Find every line in the records below that holds the word "detached", and copy each one.

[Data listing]
====
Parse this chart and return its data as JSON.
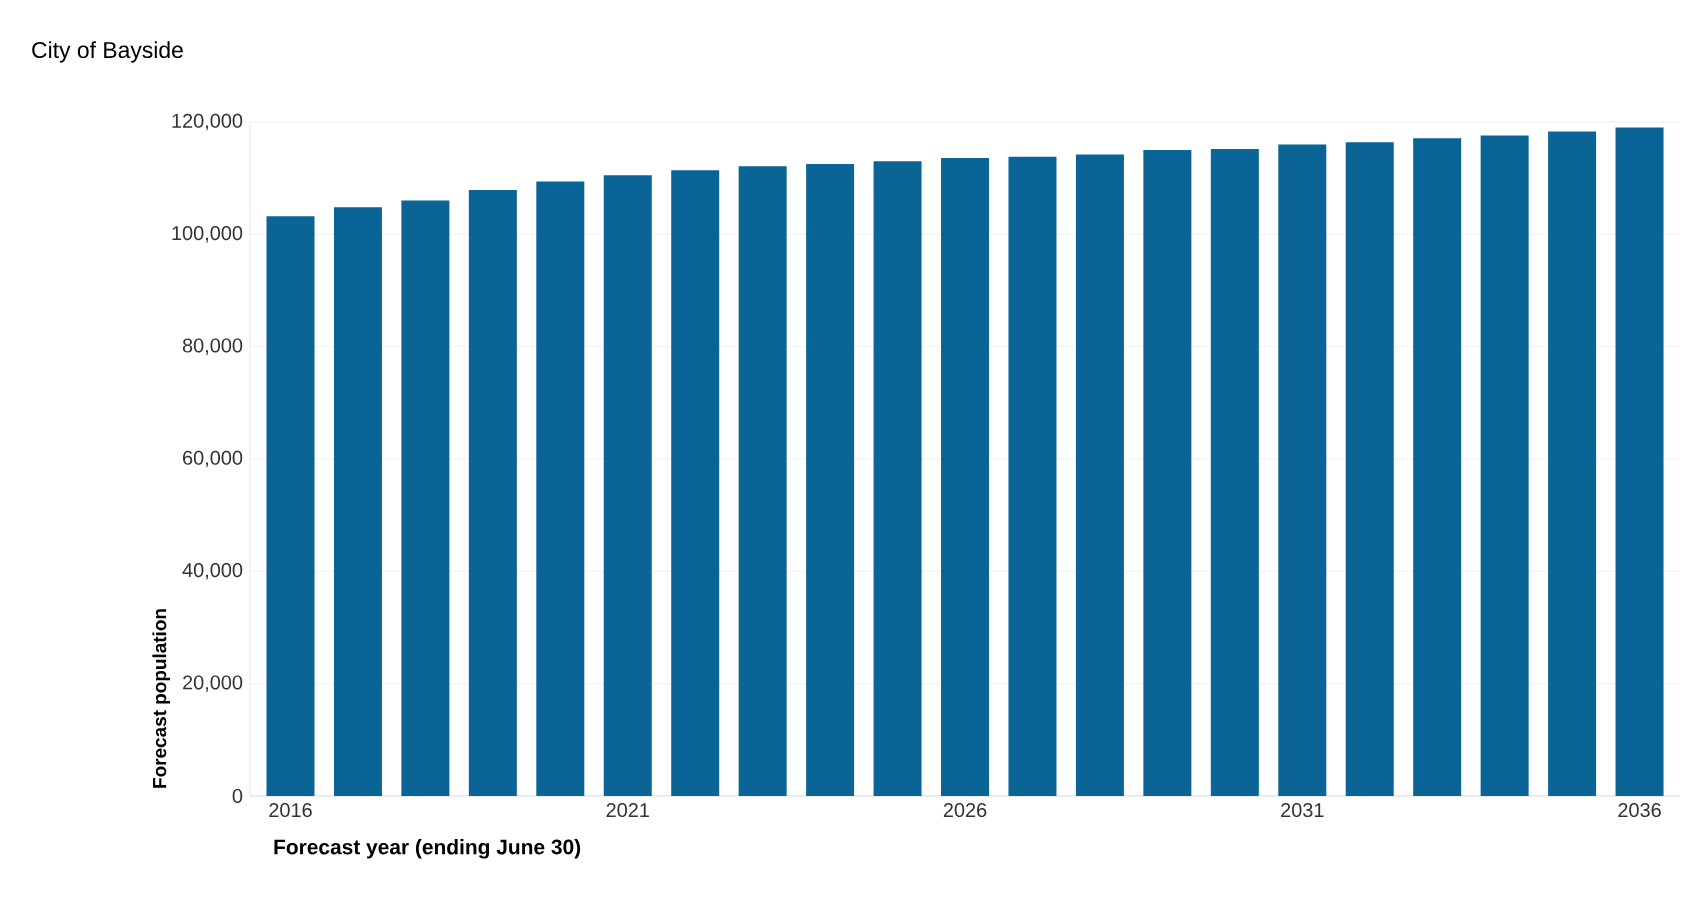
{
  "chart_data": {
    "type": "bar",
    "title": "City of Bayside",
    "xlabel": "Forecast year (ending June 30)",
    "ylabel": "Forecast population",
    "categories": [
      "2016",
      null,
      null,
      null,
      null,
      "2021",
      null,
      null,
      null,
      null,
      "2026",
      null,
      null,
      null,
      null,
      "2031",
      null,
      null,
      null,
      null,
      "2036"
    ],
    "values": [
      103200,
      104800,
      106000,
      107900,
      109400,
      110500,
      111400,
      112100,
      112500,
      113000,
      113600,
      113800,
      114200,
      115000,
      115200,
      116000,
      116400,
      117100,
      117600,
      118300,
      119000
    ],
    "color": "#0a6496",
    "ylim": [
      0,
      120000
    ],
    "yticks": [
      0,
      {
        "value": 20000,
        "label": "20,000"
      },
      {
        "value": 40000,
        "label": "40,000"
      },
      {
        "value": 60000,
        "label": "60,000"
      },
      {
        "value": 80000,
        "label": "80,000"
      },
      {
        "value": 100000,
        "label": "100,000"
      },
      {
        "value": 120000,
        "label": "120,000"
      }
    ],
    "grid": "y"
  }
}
====
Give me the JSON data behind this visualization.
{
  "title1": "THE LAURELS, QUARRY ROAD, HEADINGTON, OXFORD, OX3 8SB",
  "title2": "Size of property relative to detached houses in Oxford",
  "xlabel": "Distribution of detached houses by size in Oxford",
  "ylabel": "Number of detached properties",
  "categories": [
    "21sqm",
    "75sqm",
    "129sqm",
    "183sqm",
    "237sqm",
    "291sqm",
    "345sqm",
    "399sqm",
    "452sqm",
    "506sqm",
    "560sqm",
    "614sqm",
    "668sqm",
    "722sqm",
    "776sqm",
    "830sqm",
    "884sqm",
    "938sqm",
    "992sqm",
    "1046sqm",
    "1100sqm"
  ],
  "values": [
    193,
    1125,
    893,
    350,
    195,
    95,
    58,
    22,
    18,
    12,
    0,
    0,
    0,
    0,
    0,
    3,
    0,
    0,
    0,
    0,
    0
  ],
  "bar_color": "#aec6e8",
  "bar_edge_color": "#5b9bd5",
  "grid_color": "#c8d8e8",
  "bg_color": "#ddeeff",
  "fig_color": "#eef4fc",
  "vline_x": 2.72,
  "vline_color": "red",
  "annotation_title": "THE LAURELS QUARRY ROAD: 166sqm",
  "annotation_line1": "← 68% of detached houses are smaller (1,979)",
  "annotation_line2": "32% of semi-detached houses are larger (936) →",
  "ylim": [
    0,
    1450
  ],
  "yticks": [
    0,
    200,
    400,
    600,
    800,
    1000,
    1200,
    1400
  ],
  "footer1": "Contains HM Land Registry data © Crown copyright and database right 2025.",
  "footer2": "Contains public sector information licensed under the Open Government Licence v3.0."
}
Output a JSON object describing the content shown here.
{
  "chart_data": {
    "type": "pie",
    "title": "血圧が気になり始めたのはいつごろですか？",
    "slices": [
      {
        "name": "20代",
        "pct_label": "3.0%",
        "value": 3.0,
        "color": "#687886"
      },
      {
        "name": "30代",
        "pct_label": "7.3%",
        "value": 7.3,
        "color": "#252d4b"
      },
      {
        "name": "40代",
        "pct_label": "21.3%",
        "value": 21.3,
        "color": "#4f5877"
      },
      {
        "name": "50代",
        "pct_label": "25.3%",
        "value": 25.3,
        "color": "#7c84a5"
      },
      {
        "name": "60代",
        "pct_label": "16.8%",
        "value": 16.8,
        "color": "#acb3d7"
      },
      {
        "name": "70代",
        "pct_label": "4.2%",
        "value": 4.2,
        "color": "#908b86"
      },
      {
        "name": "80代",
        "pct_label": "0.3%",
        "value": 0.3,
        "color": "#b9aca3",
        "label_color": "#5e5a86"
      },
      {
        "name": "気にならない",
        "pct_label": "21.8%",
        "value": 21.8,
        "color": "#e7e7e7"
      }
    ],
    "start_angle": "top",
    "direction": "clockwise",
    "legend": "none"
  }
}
====
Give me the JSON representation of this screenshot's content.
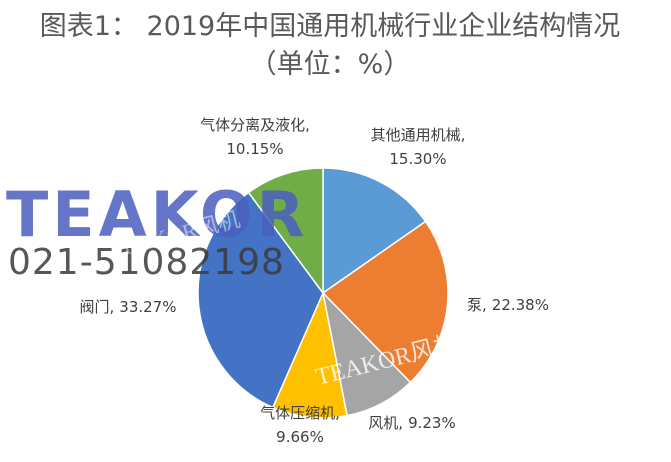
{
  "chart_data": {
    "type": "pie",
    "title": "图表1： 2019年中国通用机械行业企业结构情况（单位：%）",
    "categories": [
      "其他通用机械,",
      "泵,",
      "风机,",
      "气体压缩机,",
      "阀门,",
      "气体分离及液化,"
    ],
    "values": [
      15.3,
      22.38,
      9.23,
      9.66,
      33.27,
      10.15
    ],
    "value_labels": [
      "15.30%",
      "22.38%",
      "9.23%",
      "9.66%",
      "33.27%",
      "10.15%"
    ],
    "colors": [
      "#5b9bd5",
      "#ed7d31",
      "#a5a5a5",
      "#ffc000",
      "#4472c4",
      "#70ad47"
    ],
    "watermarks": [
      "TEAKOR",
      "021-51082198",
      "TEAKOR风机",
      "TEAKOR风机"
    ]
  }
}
====
Response to this task –
  "title2": "Size of property relative to detached houses in Oxford",
  "xlabel": "Distribution of detached houses by size in Oxford",
  "ylabel": "Number of detached properties",
  "annotation_line1": "← 68% of detached houses are smaller (1,979)",
  "annotation_line2": "32% of semi-detached houses are larger (936) →",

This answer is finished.